__AIM OF THE TASK__:
Look for the string "ylabel" in every line, and copy each line that has it.

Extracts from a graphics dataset

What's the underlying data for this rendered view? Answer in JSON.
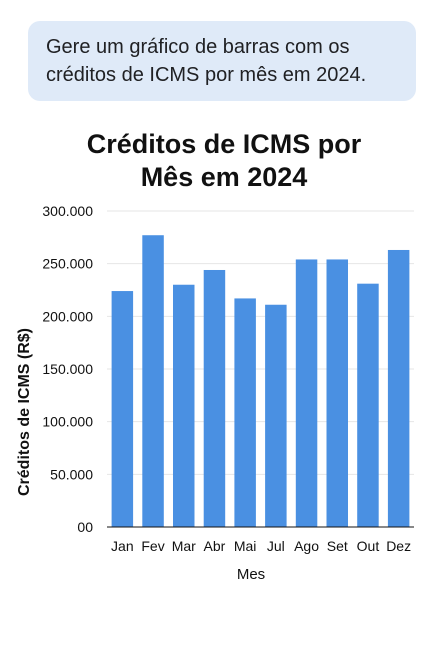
{
  "prompt": {
    "text_line1": "Gere um gráfico de barras com os",
    "text_line2": "créditos de ICMS por mês em 2024."
  },
  "chart_data": {
    "type": "bar",
    "title_lines": [
      "Créditos de ICMS por",
      "Mês em 2024"
    ],
    "xlabel": "Mes",
    "ylabel": "Créditos de ICMS (R$)",
    "categories": [
      "Jan",
      "Fev",
      "Mar",
      "Abr",
      "Mai",
      "Jul",
      "Ago",
      "Set",
      "Out",
      "Dez"
    ],
    "values": [
      224000,
      277000,
      230000,
      244000,
      217000,
      211000,
      254000,
      254000,
      231000,
      263000
    ],
    "ylim": [
      0,
      300000
    ],
    "yticks": [
      0,
      50000,
      100000,
      150000,
      200000,
      250000,
      300000
    ],
    "ytick_labels": [
      "00",
      "50.000",
      "100.000",
      "150.000",
      "200.000",
      "250.000",
      "300.000"
    ],
    "grid": true,
    "bar_color": "#4a90e2"
  }
}
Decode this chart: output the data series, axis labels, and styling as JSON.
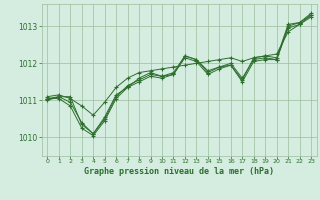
{
  "title": "Graphe pression niveau de la mer (hPa)",
  "background_color": "#d4ede0",
  "grid_color": "#9dbd9d",
  "line_color": "#2d6e2d",
  "marker_color": "#2d6e2d",
  "xlim": [
    -0.5,
    23.5
  ],
  "ylim": [
    1009.5,
    1013.6
  ],
  "yticks": [
    1010,
    1011,
    1012,
    1013
  ],
  "xticks": [
    0,
    1,
    2,
    3,
    4,
    5,
    6,
    7,
    8,
    9,
    10,
    11,
    12,
    13,
    14,
    15,
    16,
    17,
    18,
    19,
    20,
    21,
    22,
    23
  ],
  "xticklabels": [
    "0",
    "1",
    "2",
    "3",
    "4",
    "5",
    "6",
    "7",
    "8",
    "9",
    "10",
    "11",
    "12",
    "13",
    "14",
    "15",
    "16",
    "17",
    "18",
    "19",
    "20",
    "21",
    "22",
    "23"
  ],
  "series": [
    [
      1011.0,
      1011.1,
      1011.1,
      1010.35,
      1010.1,
      1010.55,
      1011.15,
      1011.35,
      1011.6,
      1011.75,
      1011.65,
      1011.7,
      1012.2,
      1012.1,
      1011.75,
      1011.9,
      1011.95,
      1011.55,
      1012.15,
      1012.2,
      1012.15,
      1013.05,
      1013.1,
      1013.35
    ],
    [
      1011.05,
      1011.05,
      1010.85,
      1010.25,
      1010.05,
      1010.45,
      1011.05,
      1011.35,
      1011.5,
      1011.65,
      1011.6,
      1011.7,
      1012.15,
      1012.05,
      1011.7,
      1011.85,
      1011.95,
      1011.5,
      1012.05,
      1012.1,
      1012.1,
      1012.95,
      1013.05,
      1013.25
    ],
    [
      1011.05,
      1011.1,
      1010.95,
      1010.4,
      1010.1,
      1010.5,
      1011.1,
      1011.4,
      1011.55,
      1011.7,
      1011.65,
      1011.75,
      1012.2,
      1012.1,
      1011.8,
      1011.9,
      1012.0,
      1011.6,
      1012.1,
      1012.15,
      1012.1,
      1013.0,
      1013.1,
      1013.3
    ],
    [
      1011.1,
      1011.15,
      1011.05,
      1010.85,
      1010.6,
      1010.95,
      1011.35,
      1011.6,
      1011.75,
      1011.8,
      1011.85,
      1011.9,
      1011.95,
      1012.0,
      1012.05,
      1012.1,
      1012.15,
      1012.05,
      1012.15,
      1012.2,
      1012.25,
      1012.85,
      1013.05,
      1013.3
    ]
  ]
}
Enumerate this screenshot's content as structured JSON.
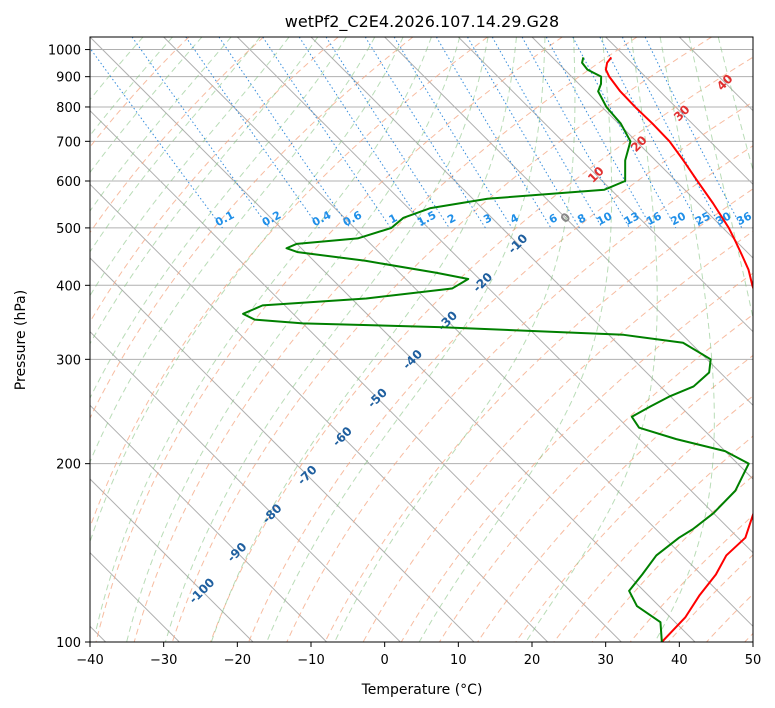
{
  "chart_data": {
    "type": "skew-t",
    "title": "wetPf2_C2E4.2026.107.14.29.G28",
    "xlabel": "Temperature (°C)",
    "ylabel": "Pressure (hPa)",
    "xlim": [
      -40,
      50
    ],
    "ylim": [
      1050,
      100
    ],
    "x_ticks": [
      -40,
      -30,
      -20,
      -10,
      0,
      10,
      20,
      30,
      40,
      50
    ],
    "y_ticks": [
      100,
      200,
      300,
      400,
      500,
      600,
      700,
      800,
      900,
      1000
    ],
    "dry_adiabat_labels": [
      "-100",
      "-90",
      "-80",
      "-70",
      "-60",
      "-50",
      "-40",
      "-30",
      "-20",
      "-10",
      "0",
      "10",
      "20",
      "30",
      "40"
    ],
    "mixing_ratio_labels": [
      "0.1",
      "0.2",
      "0.4",
      "0.6",
      "1",
      "1.5",
      "2",
      "3",
      "4",
      "6",
      "8",
      "10",
      "13",
      "16",
      "20",
      "25",
      "30",
      "36"
    ],
    "series": [
      {
        "name": "temperature",
        "color": "#ff0000",
        "points": [
          [
            970,
            28.0
          ],
          [
            950,
            26.7
          ],
          [
            925,
            25.6
          ],
          [
            900,
            25.1
          ],
          [
            850,
            24.6
          ],
          [
            800,
            24.5
          ],
          [
            750,
            24.6
          ],
          [
            700,
            24.5
          ],
          [
            650,
            23.8
          ],
          [
            600,
            22.9
          ],
          [
            550,
            22.0
          ],
          [
            500,
            20.8
          ],
          [
            475,
            19.9
          ],
          [
            450,
            18.9
          ],
          [
            425,
            17.8
          ],
          [
            400,
            16.2
          ],
          [
            375,
            14.7
          ],
          [
            350,
            12.8
          ],
          [
            325,
            9.7
          ],
          [
            300,
            6.5
          ],
          [
            275,
            3.7
          ],
          [
            250,
            1.6
          ],
          [
            225,
            -1.0
          ],
          [
            210,
            -3.4
          ],
          [
            200,
            -5.5
          ],
          [
            180,
            -10.5
          ],
          [
            160,
            -16.0
          ],
          [
            150,
            -19.0
          ],
          [
            140,
            -24.0
          ],
          [
            130,
            -28.0
          ],
          [
            120,
            -33.0
          ],
          [
            110,
            -38.0
          ],
          [
            100,
            -44.5
          ]
        ]
      },
      {
        "name": "dewpoint",
        "color": "#008000",
        "points": [
          [
            970,
            24.2
          ],
          [
            950,
            23.3
          ],
          [
            925,
            23.1
          ],
          [
            900,
            24.0
          ],
          [
            875,
            23.0
          ],
          [
            850,
            21.6
          ],
          [
            800,
            20.6
          ],
          [
            750,
            20.3
          ],
          [
            700,
            19.2
          ],
          [
            650,
            15.9
          ],
          [
            600,
            13.1
          ],
          [
            580,
            9.1
          ],
          [
            560,
            -8.0
          ],
          [
            540,
            -17.0
          ],
          [
            520,
            -22.0
          ],
          [
            500,
            -25.0
          ],
          [
            480,
            -31.0
          ],
          [
            470,
            -40.0
          ],
          [
            462,
            -42.0
          ],
          [
            455,
            -41.0
          ],
          [
            440,
            -33.0
          ],
          [
            420,
            -25.0
          ],
          [
            410,
            -21.5
          ],
          [
            395,
            -25.0
          ],
          [
            380,
            -38.0
          ],
          [
            370,
            -53.0
          ],
          [
            358,
            -56.8
          ],
          [
            350,
            -56.0
          ],
          [
            345,
            -50.0
          ],
          [
            340,
            -32.0
          ],
          [
            330,
            -8.0
          ],
          [
            320,
            -1.0
          ],
          [
            300,
            0.5
          ],
          [
            285,
            -1.5
          ],
          [
            270,
            -5.5
          ],
          [
            260,
            -10.0
          ],
          [
            250,
            -14.0
          ],
          [
            240,
            -18.0
          ],
          [
            230,
            -18.5
          ],
          [
            220,
            -15.0
          ],
          [
            210,
            -10.0
          ],
          [
            200,
            -8.5
          ],
          [
            180,
            -14.0
          ],
          [
            165,
            -20.0
          ],
          [
            155,
            -25.0
          ],
          [
            150,
            -28.0
          ],
          [
            140,
            -33.5
          ],
          [
            130,
            -38.0
          ],
          [
            122,
            -42.0
          ],
          [
            115,
            -43.0
          ],
          [
            108,
            -42.0
          ],
          [
            100,
            -44.5
          ]
        ]
      }
    ]
  }
}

__TASK OUTPUT__:
    "ylabel": "Créditos de ICMS (R$)",
    "ylabel": "Pressure (hPa)",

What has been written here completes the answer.